__DESCRIPTION OF THE TASK__. Collect each line of the records containing the string "with".

__RECORDS TO USE__.
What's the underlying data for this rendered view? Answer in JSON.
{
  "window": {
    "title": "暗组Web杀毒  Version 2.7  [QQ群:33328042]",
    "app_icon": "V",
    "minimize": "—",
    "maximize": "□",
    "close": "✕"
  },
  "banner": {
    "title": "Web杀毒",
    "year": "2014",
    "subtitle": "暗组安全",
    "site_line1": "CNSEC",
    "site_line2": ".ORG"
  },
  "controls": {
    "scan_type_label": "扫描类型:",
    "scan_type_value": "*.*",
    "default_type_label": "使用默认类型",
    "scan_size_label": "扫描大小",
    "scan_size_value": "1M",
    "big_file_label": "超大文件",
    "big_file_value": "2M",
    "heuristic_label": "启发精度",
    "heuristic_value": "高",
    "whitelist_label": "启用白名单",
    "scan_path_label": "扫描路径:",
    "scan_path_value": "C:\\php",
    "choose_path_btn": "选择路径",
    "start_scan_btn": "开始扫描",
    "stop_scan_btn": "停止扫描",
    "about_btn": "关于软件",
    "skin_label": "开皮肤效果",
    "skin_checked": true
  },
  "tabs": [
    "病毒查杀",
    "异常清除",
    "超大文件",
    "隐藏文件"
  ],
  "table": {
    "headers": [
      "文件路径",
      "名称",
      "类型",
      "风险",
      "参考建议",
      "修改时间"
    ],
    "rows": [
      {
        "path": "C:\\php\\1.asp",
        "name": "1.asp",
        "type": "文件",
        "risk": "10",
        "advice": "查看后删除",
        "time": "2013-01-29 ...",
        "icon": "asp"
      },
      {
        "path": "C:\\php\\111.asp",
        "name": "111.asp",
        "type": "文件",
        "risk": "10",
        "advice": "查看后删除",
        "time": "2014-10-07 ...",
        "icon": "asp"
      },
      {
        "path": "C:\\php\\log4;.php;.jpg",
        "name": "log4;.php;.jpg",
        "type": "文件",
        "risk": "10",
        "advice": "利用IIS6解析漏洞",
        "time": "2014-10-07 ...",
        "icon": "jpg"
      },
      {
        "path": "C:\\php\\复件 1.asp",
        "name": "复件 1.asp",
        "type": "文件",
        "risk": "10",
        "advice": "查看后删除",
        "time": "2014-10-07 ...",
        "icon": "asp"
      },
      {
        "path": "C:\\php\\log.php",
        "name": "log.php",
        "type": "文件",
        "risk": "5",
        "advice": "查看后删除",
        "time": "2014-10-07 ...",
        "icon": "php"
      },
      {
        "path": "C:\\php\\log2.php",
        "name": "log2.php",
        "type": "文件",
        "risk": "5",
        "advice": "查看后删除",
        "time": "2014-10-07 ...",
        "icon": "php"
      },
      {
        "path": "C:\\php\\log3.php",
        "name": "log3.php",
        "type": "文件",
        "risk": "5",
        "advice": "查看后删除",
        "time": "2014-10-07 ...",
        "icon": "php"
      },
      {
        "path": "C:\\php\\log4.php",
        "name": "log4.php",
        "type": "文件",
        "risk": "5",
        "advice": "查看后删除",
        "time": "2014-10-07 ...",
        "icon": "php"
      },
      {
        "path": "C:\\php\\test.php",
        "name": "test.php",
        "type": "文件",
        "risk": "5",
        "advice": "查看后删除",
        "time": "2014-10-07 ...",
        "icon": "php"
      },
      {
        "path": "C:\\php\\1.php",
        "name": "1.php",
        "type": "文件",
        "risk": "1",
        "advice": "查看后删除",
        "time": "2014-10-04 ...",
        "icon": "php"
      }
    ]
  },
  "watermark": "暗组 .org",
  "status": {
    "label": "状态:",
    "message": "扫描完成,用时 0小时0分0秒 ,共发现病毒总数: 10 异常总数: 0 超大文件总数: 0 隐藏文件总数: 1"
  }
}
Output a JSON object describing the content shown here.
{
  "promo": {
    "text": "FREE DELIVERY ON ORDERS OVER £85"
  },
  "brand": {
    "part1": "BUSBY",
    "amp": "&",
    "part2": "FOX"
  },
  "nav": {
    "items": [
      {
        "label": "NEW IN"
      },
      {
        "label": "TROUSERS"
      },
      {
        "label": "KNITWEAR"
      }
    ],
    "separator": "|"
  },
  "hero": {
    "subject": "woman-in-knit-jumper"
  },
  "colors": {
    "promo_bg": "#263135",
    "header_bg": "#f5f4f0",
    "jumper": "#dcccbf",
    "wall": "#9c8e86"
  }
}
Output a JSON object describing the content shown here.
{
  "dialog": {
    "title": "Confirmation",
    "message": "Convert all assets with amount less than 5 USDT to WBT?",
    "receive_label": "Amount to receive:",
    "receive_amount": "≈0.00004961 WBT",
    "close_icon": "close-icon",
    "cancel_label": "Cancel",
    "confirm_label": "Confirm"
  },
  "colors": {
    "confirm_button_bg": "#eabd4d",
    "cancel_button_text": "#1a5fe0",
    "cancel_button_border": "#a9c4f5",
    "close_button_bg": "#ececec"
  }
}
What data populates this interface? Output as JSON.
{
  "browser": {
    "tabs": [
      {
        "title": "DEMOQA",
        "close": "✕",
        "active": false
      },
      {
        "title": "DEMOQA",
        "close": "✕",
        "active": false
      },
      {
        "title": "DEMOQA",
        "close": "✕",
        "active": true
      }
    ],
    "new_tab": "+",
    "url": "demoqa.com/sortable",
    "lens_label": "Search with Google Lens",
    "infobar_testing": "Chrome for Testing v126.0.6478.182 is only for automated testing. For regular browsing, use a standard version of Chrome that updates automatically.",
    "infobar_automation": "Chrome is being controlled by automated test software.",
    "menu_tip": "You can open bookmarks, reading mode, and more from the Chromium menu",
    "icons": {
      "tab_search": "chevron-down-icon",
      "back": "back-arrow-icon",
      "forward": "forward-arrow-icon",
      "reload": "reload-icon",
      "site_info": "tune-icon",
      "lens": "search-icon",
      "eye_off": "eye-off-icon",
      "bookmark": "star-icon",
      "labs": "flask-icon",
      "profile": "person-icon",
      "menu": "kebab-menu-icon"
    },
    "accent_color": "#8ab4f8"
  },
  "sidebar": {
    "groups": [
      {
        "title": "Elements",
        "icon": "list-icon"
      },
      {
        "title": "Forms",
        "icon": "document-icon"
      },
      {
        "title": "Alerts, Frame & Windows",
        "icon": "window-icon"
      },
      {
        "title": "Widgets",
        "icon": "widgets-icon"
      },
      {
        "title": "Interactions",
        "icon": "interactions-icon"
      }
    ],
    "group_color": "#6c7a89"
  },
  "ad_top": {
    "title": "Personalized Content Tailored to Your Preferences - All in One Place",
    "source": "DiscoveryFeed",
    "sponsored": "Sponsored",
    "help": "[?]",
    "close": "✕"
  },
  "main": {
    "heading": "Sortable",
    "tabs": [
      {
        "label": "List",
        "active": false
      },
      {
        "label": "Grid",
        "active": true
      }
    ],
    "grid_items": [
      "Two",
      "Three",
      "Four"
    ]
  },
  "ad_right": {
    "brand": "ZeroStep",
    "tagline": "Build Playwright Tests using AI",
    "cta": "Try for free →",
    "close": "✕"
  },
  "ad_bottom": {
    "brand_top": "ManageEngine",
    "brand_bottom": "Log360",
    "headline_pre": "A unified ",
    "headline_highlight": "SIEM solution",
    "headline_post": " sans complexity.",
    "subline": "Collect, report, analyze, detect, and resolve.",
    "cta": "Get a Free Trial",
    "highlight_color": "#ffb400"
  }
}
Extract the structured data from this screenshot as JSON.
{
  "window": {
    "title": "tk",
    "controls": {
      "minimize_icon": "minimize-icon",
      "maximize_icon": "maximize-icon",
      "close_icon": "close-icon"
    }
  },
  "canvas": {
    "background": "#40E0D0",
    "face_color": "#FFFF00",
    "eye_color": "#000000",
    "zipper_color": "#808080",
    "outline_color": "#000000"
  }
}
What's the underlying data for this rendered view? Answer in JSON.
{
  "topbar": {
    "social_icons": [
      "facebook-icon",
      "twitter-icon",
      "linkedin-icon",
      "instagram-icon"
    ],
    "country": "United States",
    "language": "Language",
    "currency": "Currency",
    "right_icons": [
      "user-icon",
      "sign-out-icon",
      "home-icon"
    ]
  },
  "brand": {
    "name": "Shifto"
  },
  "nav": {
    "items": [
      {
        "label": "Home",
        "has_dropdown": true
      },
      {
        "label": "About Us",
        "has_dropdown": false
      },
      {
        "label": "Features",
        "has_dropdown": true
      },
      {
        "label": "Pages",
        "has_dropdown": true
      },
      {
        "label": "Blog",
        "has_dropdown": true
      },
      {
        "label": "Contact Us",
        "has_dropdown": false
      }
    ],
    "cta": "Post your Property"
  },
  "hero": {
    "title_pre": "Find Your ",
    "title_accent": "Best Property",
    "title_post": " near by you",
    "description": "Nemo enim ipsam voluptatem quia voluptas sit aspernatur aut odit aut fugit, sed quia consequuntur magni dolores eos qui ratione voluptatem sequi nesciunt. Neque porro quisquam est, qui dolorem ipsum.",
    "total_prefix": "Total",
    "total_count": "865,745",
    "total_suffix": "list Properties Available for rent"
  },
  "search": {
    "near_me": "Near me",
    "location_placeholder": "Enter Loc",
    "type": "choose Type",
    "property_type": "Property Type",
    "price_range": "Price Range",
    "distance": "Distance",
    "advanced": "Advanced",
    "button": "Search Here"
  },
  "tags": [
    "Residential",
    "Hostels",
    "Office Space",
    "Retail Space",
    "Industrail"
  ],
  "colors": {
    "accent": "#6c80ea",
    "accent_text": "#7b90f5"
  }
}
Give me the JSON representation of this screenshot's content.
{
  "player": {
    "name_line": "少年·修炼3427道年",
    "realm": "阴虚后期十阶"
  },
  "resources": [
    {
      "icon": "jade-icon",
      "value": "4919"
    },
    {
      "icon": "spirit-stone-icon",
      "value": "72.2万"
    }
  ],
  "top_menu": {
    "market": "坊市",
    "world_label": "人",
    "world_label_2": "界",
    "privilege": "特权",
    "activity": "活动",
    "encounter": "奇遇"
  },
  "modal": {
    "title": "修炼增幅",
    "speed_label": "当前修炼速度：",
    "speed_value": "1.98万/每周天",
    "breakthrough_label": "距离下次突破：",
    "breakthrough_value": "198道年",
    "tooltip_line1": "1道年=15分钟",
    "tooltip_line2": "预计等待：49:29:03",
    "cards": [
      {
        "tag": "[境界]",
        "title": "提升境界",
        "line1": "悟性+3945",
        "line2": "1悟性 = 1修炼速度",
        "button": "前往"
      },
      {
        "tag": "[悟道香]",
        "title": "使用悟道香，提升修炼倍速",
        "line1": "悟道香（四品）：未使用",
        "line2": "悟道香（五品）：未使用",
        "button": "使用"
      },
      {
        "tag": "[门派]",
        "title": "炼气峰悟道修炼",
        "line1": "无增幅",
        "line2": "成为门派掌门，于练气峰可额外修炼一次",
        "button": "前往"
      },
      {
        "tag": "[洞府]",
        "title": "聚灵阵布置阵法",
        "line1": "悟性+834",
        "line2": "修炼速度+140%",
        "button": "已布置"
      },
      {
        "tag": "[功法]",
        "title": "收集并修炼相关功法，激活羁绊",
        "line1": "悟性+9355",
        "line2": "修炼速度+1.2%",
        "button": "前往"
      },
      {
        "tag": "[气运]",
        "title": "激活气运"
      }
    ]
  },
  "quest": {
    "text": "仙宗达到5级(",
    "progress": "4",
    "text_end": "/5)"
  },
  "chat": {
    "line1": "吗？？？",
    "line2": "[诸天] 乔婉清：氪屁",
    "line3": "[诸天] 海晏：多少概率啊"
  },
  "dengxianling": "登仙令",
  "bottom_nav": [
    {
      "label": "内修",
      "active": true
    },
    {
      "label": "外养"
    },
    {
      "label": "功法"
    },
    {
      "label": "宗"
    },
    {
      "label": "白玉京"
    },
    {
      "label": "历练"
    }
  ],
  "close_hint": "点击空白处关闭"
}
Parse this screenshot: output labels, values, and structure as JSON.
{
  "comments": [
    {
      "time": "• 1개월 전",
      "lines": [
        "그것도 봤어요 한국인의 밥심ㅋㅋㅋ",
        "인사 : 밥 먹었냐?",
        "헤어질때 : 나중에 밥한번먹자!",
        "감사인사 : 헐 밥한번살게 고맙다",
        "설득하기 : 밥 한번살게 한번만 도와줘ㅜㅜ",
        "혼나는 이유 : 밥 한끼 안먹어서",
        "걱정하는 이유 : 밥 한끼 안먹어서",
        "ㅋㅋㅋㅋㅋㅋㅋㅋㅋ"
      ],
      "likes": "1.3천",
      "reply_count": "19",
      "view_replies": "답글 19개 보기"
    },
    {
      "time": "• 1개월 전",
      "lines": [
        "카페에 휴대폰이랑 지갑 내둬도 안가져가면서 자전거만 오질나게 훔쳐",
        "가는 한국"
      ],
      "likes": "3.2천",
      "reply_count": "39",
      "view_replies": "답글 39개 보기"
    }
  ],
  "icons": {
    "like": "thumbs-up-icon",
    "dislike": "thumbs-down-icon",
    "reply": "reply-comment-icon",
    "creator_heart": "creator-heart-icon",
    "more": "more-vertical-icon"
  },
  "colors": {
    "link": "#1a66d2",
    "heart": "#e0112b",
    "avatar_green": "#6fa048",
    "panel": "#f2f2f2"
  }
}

__FULL RESPONSE__.
    "message": "Convert all assets with amount less than 5 USDT to WBT?",
    "lens_label": "Search with Google Lens",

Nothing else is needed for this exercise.